Assigned task 1: In the passage on TGFβ ligand overexpression, rewrite everything from "We next tested" down to "(n = 56; Fig. 4h).", replacing "ligands" with "factors".
Assigned task 2: According to the passage on TGFβ ligand overexpression, what share of N. vectensis embryos showed ectopic NvFoxA expression after injection of mRNAs encoding the two M. leidyi ligands?

Text:
We next tested whether overexpression of these M. leidyi TGFβ-family ligands, TGFβ-ML368915 and TGFβ-ML102235, is sufficient to induce the formation of an ectopic pharynx in N. vectensis. mRNAs encoding these ligands were injected into individual blastomeres of 8-cell-stage N. vectensis embryos3 (Fig. 4g). Ectopic NvFoxA expression was observed in 17% (28 out of 163) of embryos, whereas no ectopic NvFoxA expression was detected following eGFP mRNA injection (n = 56; Fig. 4h).

Overexpression of the M. leidyi TGFβ ligand TGFβ-ML218835, which is expressed aborally during gastrulation, did not induce the formation of ectopic oral structures in either M. leidyi or N. vectensis (Supplementary Fig. 2). Microinjection of M. leidyi mRNA encoding TGFβ-ML218835 into M. leidyi zygotes delayed pharynx–infundibulum fusion in cydippid larvae (Supplementary Fig. 2e,f), even though TGFβ-ML218835 is expressed in the pharynx at the cydippid stage19. In N. vectensis, ectopic expression of M. leidyi TGFβ-ML218835 in a single blastomere at the 8-cell stage suppressed NvFoxA expression (Supplementary Fig. 2g–m). This result raises the possibility that TGFβ-ML218835 may act more like a BMP-type ligand, consistent with observations in sea urchins in which BMP ligand overexpression similarly suppresses FoxA expression41.

Data supplied:
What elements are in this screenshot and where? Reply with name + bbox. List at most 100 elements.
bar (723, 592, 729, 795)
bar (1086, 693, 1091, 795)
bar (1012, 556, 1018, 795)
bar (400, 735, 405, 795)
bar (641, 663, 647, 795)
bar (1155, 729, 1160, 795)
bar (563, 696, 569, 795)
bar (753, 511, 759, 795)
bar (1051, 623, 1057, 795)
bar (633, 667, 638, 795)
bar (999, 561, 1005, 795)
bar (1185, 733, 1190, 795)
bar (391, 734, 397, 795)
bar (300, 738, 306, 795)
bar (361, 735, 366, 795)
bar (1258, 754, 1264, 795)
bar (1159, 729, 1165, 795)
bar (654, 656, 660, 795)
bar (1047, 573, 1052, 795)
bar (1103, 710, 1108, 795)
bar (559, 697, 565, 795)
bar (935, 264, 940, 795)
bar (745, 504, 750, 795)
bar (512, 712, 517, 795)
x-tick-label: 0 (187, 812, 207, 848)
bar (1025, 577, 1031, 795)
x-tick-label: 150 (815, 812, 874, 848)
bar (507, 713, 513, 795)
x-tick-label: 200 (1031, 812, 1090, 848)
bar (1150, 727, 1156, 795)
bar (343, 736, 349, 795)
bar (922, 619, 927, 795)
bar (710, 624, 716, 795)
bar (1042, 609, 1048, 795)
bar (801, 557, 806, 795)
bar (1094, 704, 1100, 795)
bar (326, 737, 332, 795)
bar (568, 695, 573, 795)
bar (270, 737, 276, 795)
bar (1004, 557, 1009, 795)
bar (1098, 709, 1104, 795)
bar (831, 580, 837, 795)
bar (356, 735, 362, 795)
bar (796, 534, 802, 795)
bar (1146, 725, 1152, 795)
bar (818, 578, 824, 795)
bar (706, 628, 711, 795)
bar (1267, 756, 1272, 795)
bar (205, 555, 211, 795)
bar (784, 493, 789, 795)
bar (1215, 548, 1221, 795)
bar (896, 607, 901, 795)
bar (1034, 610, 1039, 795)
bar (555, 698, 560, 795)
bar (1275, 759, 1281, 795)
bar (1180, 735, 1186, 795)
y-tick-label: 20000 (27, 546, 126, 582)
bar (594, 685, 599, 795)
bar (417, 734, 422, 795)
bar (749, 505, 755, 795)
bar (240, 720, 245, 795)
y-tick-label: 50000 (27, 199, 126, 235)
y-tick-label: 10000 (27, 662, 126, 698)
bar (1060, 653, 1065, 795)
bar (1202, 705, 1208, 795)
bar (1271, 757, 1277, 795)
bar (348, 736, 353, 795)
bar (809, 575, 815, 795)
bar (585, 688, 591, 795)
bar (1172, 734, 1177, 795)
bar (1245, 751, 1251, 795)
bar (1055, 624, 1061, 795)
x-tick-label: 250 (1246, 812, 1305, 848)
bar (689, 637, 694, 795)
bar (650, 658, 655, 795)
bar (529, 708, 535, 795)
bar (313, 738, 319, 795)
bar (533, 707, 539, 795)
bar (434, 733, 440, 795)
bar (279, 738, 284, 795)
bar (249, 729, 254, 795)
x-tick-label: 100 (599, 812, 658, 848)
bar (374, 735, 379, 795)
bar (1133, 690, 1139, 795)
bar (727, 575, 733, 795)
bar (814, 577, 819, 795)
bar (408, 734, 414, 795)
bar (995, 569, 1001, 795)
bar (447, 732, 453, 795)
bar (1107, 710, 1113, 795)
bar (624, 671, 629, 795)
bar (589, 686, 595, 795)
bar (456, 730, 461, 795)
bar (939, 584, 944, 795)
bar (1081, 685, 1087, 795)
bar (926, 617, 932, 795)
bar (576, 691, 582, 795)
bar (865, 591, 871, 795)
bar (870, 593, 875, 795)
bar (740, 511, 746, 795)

Response 1:
We next tested whether overexpression of these M. leidyi TGFβ-family factors, TGFβ-ML368915 and TGFβ-ML102235, is sufficient to induce the formation of an ectopic pharynx in N. vectensis. mRNAs encoding these factors were injected into individual blastomeres of 8-cell-stage N. vectensis embryos3 (Fig. 4g). Ectopic NvFoxA expression was observed in 17% (28 out of 163) of embryos, whereas no ectopic NvFoxA expression was detected following eGFP mRNA injection (n = 56; Fig. 4h).

Response 2: 17% (28 out of 163).